Given task
Check each line of the listing for the word "time" and give only the number of lines that have it.

Exercise inputs
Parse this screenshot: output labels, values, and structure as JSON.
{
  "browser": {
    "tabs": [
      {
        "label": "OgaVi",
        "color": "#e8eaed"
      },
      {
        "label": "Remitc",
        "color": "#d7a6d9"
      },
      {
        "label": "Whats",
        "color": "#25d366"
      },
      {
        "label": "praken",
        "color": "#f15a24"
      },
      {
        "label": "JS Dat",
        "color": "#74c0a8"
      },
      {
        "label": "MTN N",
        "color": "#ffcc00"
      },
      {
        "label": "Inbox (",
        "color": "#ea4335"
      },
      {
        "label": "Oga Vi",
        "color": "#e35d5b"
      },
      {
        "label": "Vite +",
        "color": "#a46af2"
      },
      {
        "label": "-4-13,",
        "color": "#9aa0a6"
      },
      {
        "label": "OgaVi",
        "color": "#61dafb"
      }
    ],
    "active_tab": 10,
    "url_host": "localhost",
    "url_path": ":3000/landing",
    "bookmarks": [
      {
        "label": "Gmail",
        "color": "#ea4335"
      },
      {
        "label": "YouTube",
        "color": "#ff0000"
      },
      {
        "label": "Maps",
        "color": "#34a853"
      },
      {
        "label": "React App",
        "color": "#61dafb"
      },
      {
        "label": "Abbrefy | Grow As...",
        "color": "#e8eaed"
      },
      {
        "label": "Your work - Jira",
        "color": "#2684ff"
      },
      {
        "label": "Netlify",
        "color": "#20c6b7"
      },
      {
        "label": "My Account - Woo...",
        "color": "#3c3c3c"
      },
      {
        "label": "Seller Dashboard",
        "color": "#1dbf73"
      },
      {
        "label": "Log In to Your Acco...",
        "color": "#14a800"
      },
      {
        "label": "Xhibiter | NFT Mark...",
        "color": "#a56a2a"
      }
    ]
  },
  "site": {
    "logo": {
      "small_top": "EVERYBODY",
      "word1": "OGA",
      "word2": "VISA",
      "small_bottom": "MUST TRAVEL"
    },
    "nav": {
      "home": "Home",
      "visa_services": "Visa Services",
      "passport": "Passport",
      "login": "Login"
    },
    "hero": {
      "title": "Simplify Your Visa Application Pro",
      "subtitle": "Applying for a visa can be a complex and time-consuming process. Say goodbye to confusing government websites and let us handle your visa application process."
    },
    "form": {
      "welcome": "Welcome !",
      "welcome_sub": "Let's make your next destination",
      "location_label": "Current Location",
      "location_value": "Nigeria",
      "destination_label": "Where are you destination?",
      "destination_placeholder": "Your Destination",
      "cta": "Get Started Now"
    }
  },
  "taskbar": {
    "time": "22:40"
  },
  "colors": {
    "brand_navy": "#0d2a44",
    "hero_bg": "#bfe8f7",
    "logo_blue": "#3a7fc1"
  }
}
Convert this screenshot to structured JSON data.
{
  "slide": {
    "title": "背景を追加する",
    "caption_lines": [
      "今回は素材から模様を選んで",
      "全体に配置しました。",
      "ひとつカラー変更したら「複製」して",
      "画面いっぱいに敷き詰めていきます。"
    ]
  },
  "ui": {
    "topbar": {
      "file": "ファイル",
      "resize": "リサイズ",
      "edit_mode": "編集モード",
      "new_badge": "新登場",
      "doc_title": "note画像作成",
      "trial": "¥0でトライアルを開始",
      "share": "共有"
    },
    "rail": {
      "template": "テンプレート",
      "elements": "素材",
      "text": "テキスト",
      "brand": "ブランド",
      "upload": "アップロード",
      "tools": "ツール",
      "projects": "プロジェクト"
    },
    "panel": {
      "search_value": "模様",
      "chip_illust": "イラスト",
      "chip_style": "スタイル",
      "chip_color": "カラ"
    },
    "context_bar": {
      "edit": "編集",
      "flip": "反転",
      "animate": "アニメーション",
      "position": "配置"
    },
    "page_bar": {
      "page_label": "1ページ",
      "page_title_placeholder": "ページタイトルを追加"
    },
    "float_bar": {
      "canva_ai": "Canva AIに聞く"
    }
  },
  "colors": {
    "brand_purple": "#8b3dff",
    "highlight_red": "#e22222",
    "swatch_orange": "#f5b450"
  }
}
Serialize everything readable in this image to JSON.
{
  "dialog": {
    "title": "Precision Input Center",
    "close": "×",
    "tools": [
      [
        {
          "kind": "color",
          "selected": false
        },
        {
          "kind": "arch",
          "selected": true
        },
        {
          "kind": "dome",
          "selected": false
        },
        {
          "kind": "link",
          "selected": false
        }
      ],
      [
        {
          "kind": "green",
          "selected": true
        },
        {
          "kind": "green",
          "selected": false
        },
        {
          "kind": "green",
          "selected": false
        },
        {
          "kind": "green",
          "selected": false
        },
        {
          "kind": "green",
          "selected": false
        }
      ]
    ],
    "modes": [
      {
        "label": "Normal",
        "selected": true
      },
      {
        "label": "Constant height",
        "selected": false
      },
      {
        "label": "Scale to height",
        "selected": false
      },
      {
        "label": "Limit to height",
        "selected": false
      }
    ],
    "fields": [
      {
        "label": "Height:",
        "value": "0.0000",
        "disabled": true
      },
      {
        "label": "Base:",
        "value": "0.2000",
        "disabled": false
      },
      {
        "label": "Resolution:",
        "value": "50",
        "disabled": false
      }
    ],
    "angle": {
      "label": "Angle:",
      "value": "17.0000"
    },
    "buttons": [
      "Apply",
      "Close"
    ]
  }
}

Exercise result
2